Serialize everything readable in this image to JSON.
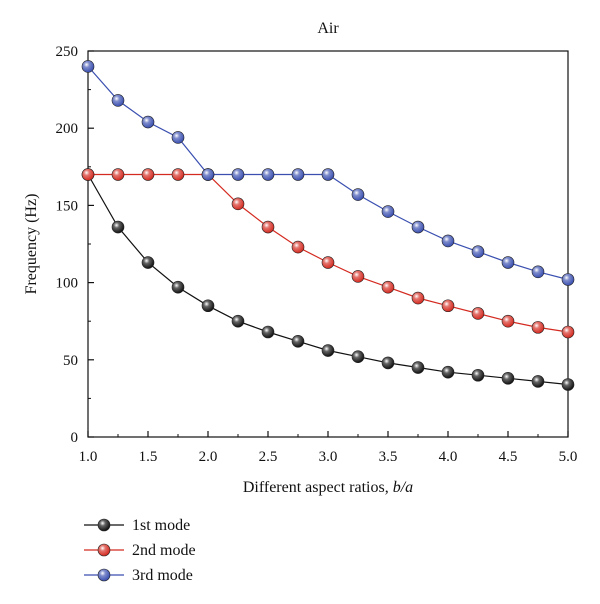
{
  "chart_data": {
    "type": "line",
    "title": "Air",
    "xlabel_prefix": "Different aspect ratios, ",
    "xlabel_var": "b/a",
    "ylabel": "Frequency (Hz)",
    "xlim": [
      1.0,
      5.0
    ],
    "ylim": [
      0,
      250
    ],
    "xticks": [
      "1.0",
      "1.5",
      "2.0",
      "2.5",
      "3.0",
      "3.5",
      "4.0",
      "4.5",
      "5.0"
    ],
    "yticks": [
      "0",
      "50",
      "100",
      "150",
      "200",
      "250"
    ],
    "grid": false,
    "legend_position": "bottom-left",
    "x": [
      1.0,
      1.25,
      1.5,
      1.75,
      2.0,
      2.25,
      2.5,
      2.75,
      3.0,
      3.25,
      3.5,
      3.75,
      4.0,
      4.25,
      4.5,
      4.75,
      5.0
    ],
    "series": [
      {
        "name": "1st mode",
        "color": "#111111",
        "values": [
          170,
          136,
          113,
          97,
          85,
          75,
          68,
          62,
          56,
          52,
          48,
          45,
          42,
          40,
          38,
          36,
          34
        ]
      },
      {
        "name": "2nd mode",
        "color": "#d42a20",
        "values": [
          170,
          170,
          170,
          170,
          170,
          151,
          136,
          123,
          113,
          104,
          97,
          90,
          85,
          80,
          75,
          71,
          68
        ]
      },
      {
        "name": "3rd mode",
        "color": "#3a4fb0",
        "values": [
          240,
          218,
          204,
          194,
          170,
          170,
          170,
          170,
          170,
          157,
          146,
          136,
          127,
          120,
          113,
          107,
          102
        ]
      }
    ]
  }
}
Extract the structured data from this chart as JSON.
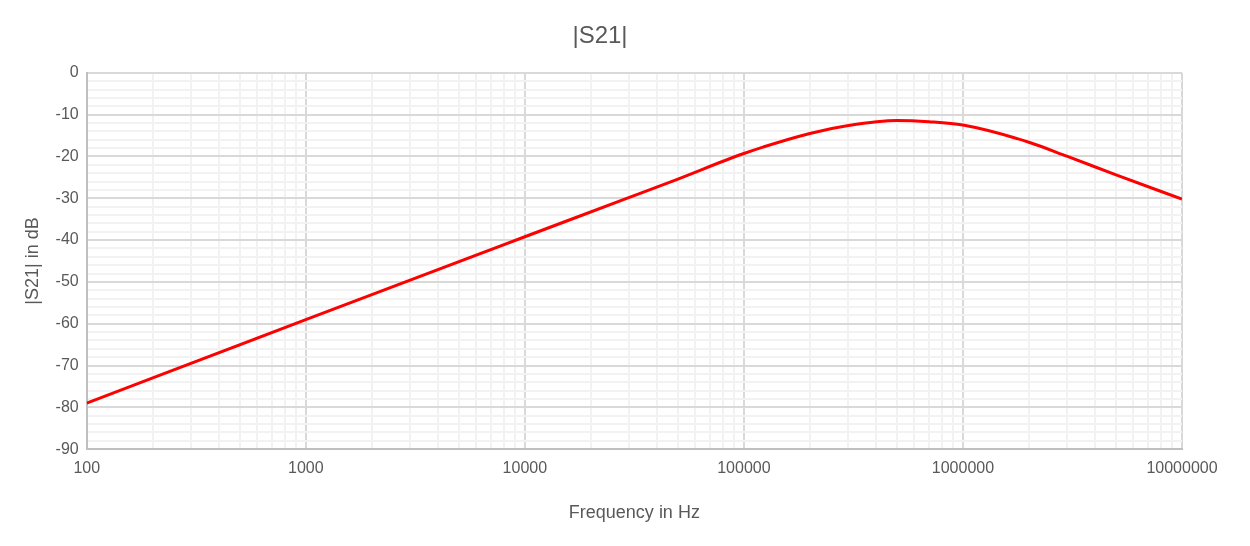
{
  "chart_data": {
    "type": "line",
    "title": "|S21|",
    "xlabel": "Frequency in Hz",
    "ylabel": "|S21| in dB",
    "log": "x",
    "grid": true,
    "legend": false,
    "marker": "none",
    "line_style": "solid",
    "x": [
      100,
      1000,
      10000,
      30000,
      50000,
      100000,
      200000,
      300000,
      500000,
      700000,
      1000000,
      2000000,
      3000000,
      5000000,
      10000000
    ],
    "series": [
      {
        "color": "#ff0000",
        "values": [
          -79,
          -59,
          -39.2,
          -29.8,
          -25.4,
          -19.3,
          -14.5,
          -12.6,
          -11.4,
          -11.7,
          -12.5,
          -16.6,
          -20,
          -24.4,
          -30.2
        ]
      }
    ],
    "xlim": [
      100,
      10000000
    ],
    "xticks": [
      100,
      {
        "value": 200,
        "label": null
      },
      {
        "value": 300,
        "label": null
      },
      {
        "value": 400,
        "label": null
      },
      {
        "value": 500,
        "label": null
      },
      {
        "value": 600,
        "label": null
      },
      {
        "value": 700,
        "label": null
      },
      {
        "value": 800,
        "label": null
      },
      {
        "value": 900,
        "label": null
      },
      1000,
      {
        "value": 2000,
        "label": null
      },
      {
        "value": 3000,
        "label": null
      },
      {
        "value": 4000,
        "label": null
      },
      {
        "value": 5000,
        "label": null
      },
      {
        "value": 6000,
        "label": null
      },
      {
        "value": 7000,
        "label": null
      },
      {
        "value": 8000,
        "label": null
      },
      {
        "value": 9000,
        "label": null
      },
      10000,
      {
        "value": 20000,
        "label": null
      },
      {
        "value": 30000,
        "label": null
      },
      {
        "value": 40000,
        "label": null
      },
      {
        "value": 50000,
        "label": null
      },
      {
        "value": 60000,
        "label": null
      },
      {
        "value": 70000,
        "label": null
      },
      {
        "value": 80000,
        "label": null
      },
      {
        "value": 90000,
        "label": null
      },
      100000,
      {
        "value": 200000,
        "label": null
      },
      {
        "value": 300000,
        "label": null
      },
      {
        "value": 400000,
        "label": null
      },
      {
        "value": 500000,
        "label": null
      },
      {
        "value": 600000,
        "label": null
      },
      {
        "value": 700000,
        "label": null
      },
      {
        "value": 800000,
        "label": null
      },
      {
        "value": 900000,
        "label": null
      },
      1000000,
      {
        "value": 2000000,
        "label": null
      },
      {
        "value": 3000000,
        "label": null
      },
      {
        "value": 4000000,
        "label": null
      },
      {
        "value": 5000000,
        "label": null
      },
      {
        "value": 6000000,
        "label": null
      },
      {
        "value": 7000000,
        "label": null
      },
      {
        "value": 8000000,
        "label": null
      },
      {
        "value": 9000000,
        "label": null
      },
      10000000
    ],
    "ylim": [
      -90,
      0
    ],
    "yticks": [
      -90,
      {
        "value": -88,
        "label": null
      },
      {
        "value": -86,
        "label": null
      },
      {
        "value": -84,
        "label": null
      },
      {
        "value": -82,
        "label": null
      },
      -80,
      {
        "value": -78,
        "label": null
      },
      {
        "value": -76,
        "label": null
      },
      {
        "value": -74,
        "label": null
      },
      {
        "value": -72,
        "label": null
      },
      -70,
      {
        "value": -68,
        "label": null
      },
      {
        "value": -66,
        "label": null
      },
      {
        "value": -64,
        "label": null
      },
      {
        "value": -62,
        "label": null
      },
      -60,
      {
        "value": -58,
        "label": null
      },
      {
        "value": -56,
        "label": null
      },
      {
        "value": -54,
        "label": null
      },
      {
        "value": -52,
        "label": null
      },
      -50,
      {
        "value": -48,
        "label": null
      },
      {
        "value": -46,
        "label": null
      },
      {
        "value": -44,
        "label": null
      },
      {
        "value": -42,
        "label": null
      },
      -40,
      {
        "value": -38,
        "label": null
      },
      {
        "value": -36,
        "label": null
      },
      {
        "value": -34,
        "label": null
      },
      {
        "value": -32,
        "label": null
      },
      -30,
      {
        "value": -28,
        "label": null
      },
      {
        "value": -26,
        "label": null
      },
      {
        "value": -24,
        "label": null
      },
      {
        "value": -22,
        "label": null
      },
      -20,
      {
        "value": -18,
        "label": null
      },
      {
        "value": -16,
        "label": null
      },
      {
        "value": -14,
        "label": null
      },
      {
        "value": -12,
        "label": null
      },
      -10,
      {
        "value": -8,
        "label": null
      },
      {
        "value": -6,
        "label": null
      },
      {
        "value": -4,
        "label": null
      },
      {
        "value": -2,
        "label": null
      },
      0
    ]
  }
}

· · · · ·

• Task statement:
Output all the records, word for word, with no pictures in the copy.

• Answer below:
Serialize everything readable in this image to JSON.
{
  "chart_data": {
    "type": "line",
    "title": "Air",
    "xlabel_prefix": "Different aspect ratios, ",
    "xlabel_var": "b/a",
    "ylabel": "Frequency (Hz)",
    "xlim": [
      1.0,
      5.0
    ],
    "ylim": [
      0,
      250
    ],
    "xticks": [
      "1.0",
      "1.5",
      "2.0",
      "2.5",
      "3.0",
      "3.5",
      "4.0",
      "4.5",
      "5.0"
    ],
    "yticks": [
      "0",
      "50",
      "100",
      "150",
      "200",
      "250"
    ],
    "grid": false,
    "legend_position": "bottom-left",
    "x": [
      1.0,
      1.25,
      1.5,
      1.75,
      2.0,
      2.25,
      2.5,
      2.75,
      3.0,
      3.25,
      3.5,
      3.75,
      4.0,
      4.25,
      4.5,
      4.75,
      5.0
    ],
    "series": [
      {
        "name": "1st mode",
        "color": "#111111",
        "values": [
          170,
          136,
          113,
          97,
          85,
          75,
          68,
          62,
          56,
          52,
          48,
          45,
          42,
          40,
          38,
          36,
          34
        ]
      },
      {
        "name": "2nd mode",
        "color": "#d42a20",
        "values": [
          170,
          170,
          170,
          170,
          170,
          151,
          136,
          123,
          113,
          104,
          97,
          90,
          85,
          80,
          75,
          71,
          68
        ]
      },
      {
        "name": "3rd mode",
        "color": "#3a4fb0",
        "values": [
          240,
          218,
          204,
          194,
          170,
          170,
          170,
          170,
          170,
          157,
          146,
          136,
          127,
          120,
          113,
          107,
          102
        ]
      }
    ]
  }
}
Extract the structured data from this chart as JSON.
{
  "chart_data": {
    "type": "line",
    "title": "|S21|",
    "xlabel": "Frequency in Hz",
    "ylabel": "|S21| in dB",
    "log": "x",
    "grid": true,
    "legend": false,
    "marker": "none",
    "line_style": "solid",
    "x": [
      100,
      1000,
      10000,
      30000,
      50000,
      100000,
      200000,
      300000,
      500000,
      700000,
      1000000,
      2000000,
      3000000,
      5000000,
      10000000
    ],
    "series": [
      {
        "color": "#ff0000",
        "values": [
          -79,
          -59,
          -39.2,
          -29.8,
          -25.4,
          -19.3,
          -14.5,
          -12.6,
          -11.4,
          -11.7,
          -12.5,
          -16.6,
          -20,
          -24.4,
          -30.2
        ]
      }
    ],
    "xlim": [
      100,
      10000000
    ],
    "xticks": [
      100,
      {
        "value": 200,
        "label": null
      },
      {
        "value": 300,
        "label": null
      },
      {
        "value": 400,
        "label": null
      },
      {
        "value": 500,
        "label": null
      },
      {
        "value": 600,
        "label": null
      },
      {
        "value": 700,
        "label": null
      },
      {
        "value": 800,
        "label": null
      },
      {
        "value": 900,
        "label": null
      },
      1000,
      {
        "value": 2000,
        "label": null
      },
      {
        "value": 3000,
        "label": null
      },
      {
        "value": 4000,
        "label": null
      },
      {
        "value": 5000,
        "label": null
      },
      {
        "value": 6000,
        "label": null
      },
      {
        "value": 7000,
        "label": null
      },
      {
        "value": 8000,
        "label": null
      },
      {
        "value": 9000,
        "label": null
      },
      10000,
      {
        "value": 20000,
        "label": null
      },
      {
        "value": 30000,
        "label": null
      },
      {
        "value": 40000,
        "label": null
      },
      {
        "value": 50000,
        "label": null
      },
      {
        "value": 60000,
        "label": null
      },
      {
        "value": 70000,
        "label": null
      },
      {
        "value": 80000,
        "label": null
      },
      {
        "value": 90000,
        "label": null
      },
      100000,
      {
        "value": 200000,
        "label": null
      },
      {
        "value": 300000,
        "label": null
      },
      {
        "value": 400000,
        "label": null
      },
      {
        "value": 500000,
        "label": null
      },
      {
        "value": 600000,
        "label": null
      },
      {
        "value": 700000,
        "label": null
      },
      {
        "value": 800000,
        "label": null
      },
      {
        "value": 900000,
        "label": null
      },
      1000000,
      {
        "value": 2000000,
        "label": null
      },
      {
        "value": 3000000,
        "label": null
      },
      {
        "value": 4000000,
        "label": null
      },
      {
        "value": 5000000,
        "label": null
      },
      {
        "value": 6000000,
        "label": null
      },
      {
        "value": 7000000,
        "label": null
      },
      {
        "value": 8000000,
        "label": null
      },
      {
        "value": 9000000,
        "label": null
      },
      10000000
    ],
    "ylim": [
      -90,
      0
    ],
    "yticks": [
      -90,
      {
        "value": -88,
        "label": null
      },
      {
        "value": -86,
        "label": null
      },
      {
        "value": -84,
        "label": null
      },
      {
        "value": -82,
        "label": null
      },
      -80,
      {
        "value": -78,
        "label": null
      },
      {
        "value": -76,
        "label": null
      },
      {
        "value": -74,
        "label": null
      },
      {
        "value": -72,
        "label": null
      },
      -70,
      {
        "value": -68,
        "label": null
      },
      {
        "value": -66,
        "label": null
      },
      {
        "value": -64,
        "label": null
      },
      {
        "value": -62,
        "label": null
      },
      -60,
      {
        "value": -58,
        "label": null
      },
      {
        "value": -56,
        "label": null
      },
      {
        "value": -54,
        "label": null
      },
      {
        "value": -52,
        "label": null
      },
      -50,
      {
        "value": -48,
        "label": null
      },
      {
        "value": -46,
        "label": null
      },
      {
        "value": -44,
        "label": null
      },
      {
        "value": -42,
        "label": null
      },
      -40,
      {
        "value": -38,
        "label": null
      },
      {
        "value": -36,
        "label": null
      },
      {
        "value": -34,
        "label": null
      },
      {
        "value": -32,
        "label": null
      },
      -30,
      {
        "value": -28,
        "label": null
      },
      {
        "value": -26,
        "label": null
      },
      {
        "value": -24,
        "label": null
      },
      {
        "value": -22,
        "label": null
      },
      -20,
      {
        "value": -18,
        "label": null
      },
      {
        "value": -16,
        "label": null
      },
      {
        "value": -14,
        "label": null
      },
      {
        "value": -12,
        "label": null
      },
      -10,
      {
        "value": -8,
        "label": null
      },
      {
        "value": -6,
        "label": null
      },
      {
        "value": -4,
        "label": null
      },
      {
        "value": -2,
        "label": null
      },
      0
    ]
  }
}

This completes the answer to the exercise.